Goal: Repeat each record exactly as written, and drop any images.

================

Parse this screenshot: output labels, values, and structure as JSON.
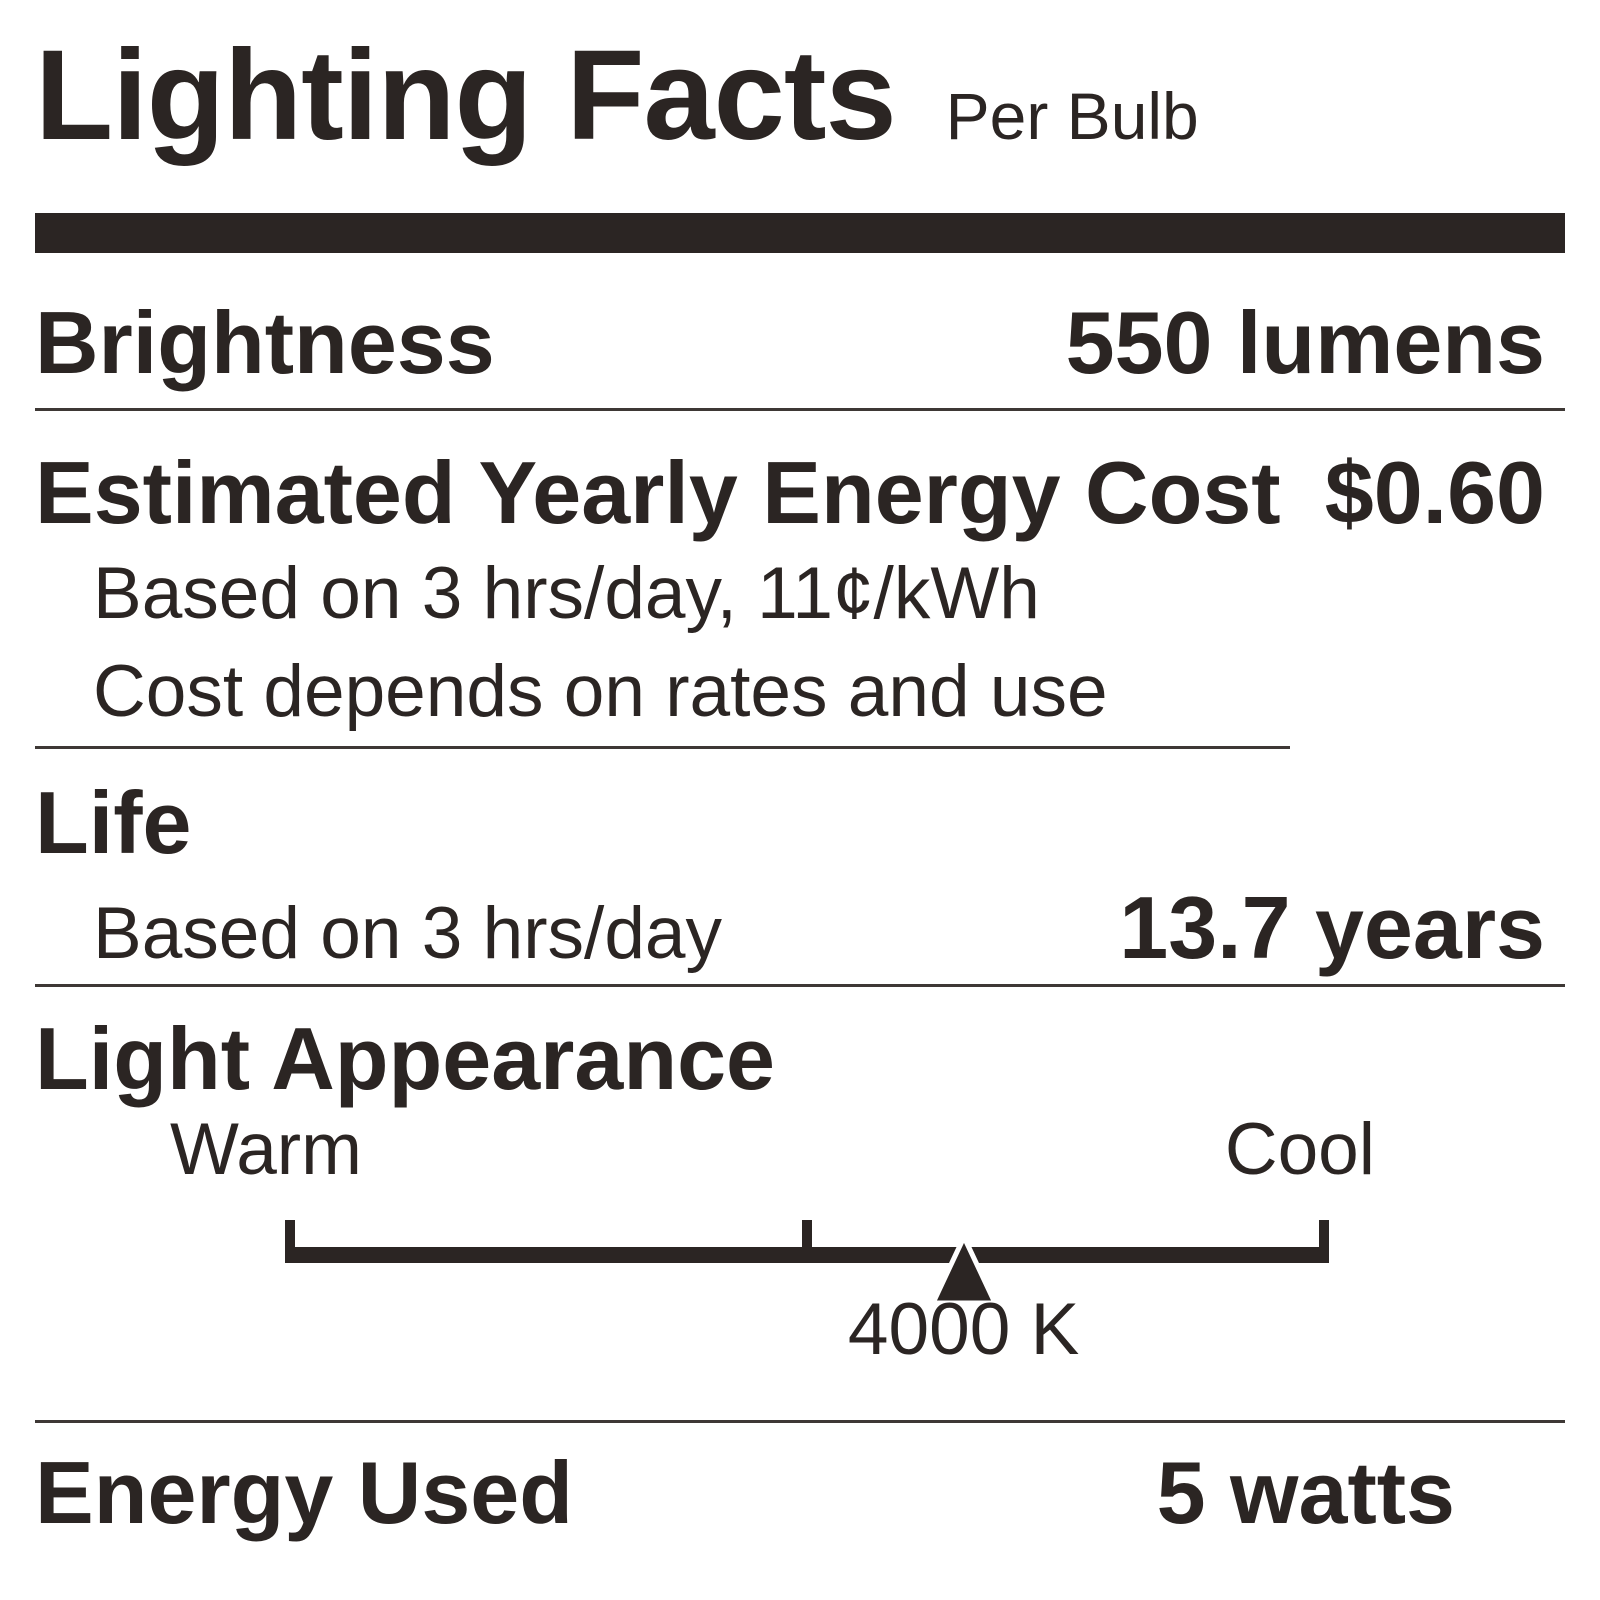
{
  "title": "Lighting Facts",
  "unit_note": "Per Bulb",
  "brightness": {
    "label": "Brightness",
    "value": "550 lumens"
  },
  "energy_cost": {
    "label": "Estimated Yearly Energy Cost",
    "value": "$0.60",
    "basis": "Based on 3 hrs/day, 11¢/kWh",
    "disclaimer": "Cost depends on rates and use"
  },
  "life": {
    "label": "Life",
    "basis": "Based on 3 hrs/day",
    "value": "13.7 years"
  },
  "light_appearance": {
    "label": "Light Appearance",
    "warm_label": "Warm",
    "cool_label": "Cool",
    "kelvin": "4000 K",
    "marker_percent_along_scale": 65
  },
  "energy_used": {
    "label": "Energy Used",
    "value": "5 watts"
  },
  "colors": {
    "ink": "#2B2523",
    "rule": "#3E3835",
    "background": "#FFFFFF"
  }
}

================

Exercise result:
Parse this screenshot: output labels, values, and structure as JSON.
{
  "title": "Lighting Facts",
  "unit_note": "Per Bulb",
  "brightness": {
    "label": "Brightness",
    "value": "550 lumens"
  },
  "energy_cost": {
    "label": "Estimated Yearly Energy Cost",
    "value": "$0.60",
    "basis": "Based on 3 hrs/day, 11¢/kWh",
    "disclaimer": "Cost depends on rates and use"
  },
  "life": {
    "label": "Life",
    "basis": "Based on 3 hrs/day",
    "value": "13.7 years"
  },
  "light_appearance": {
    "label": "Light Appearance",
    "warm_label": "Warm",
    "cool_label": "Cool",
    "kelvin": "4000 K",
    "marker_percent_along_scale": 65
  },
  "energy_used": {
    "label": "Energy Used",
    "value": "5 watts"
  },
  "colors": {
    "ink": "#2B2523",
    "rule": "#3E3835",
    "background": "#FFFFFF"
  }
}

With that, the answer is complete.